- What is expected: Work through the data and report how many lines include the string "Rouen", giving the number alone.

- Recorded information:
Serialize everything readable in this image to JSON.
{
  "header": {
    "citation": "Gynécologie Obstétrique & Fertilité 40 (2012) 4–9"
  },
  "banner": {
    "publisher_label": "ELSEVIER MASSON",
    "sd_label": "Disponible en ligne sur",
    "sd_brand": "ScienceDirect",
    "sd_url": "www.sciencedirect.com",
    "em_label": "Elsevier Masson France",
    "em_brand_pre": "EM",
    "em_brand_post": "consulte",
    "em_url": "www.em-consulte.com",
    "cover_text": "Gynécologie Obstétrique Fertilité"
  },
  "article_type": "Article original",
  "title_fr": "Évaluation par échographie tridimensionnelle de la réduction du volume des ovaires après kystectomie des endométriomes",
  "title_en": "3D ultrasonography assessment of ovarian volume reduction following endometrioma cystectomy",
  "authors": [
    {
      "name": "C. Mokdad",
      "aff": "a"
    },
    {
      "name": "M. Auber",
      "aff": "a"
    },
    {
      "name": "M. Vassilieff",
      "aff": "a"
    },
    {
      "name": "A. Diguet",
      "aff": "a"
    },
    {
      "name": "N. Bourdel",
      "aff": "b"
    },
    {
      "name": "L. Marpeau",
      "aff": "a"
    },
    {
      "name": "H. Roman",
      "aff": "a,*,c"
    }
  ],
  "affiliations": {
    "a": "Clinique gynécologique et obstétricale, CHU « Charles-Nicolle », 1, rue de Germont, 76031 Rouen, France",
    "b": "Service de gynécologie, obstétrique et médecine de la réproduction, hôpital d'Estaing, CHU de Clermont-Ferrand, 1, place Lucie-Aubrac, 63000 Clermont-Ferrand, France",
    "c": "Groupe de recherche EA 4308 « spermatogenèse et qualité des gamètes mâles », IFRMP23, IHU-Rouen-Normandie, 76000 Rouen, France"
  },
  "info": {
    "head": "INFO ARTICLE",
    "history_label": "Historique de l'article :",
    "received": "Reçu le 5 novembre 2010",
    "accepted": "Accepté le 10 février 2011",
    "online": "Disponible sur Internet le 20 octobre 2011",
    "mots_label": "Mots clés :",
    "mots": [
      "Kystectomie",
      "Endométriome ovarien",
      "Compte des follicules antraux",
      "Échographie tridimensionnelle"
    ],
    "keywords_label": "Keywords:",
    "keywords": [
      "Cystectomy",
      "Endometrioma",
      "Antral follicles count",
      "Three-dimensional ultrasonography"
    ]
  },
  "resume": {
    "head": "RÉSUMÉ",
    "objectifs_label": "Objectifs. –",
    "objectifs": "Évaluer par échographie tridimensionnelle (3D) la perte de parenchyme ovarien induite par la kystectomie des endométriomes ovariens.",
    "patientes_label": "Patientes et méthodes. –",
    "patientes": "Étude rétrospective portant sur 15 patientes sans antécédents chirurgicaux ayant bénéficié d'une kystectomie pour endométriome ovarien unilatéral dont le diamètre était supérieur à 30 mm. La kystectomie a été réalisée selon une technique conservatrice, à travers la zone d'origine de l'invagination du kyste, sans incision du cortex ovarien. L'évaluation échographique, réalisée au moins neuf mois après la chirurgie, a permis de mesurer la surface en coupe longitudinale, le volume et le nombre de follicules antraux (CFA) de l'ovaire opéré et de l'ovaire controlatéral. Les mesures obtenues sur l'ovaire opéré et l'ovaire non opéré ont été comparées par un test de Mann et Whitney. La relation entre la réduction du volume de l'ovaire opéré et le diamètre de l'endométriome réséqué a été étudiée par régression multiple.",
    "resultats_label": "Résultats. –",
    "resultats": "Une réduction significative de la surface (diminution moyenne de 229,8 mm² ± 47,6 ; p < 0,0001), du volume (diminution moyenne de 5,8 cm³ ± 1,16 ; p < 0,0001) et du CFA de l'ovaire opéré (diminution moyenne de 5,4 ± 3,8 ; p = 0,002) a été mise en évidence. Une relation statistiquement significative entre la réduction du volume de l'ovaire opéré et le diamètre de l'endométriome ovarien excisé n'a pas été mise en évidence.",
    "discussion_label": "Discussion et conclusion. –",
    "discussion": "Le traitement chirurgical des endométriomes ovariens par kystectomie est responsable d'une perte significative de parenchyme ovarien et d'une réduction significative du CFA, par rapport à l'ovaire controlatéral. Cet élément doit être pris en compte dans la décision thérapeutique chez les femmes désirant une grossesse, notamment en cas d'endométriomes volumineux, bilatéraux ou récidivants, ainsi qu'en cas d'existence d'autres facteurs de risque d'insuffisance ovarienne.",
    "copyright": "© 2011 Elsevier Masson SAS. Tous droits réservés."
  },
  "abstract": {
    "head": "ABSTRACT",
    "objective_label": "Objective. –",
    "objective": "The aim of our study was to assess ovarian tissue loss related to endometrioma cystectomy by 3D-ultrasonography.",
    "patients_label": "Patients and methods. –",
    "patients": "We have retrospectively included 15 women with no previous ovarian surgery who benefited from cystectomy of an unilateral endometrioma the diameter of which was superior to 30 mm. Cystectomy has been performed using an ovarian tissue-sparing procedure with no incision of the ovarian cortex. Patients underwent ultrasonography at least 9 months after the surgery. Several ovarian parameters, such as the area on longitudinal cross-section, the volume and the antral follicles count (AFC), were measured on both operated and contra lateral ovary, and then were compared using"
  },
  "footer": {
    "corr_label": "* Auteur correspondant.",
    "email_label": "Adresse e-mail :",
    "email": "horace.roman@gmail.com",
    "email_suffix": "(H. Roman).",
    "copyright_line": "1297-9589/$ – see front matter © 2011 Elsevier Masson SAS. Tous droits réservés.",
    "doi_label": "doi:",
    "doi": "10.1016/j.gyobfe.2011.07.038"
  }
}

- Result: 2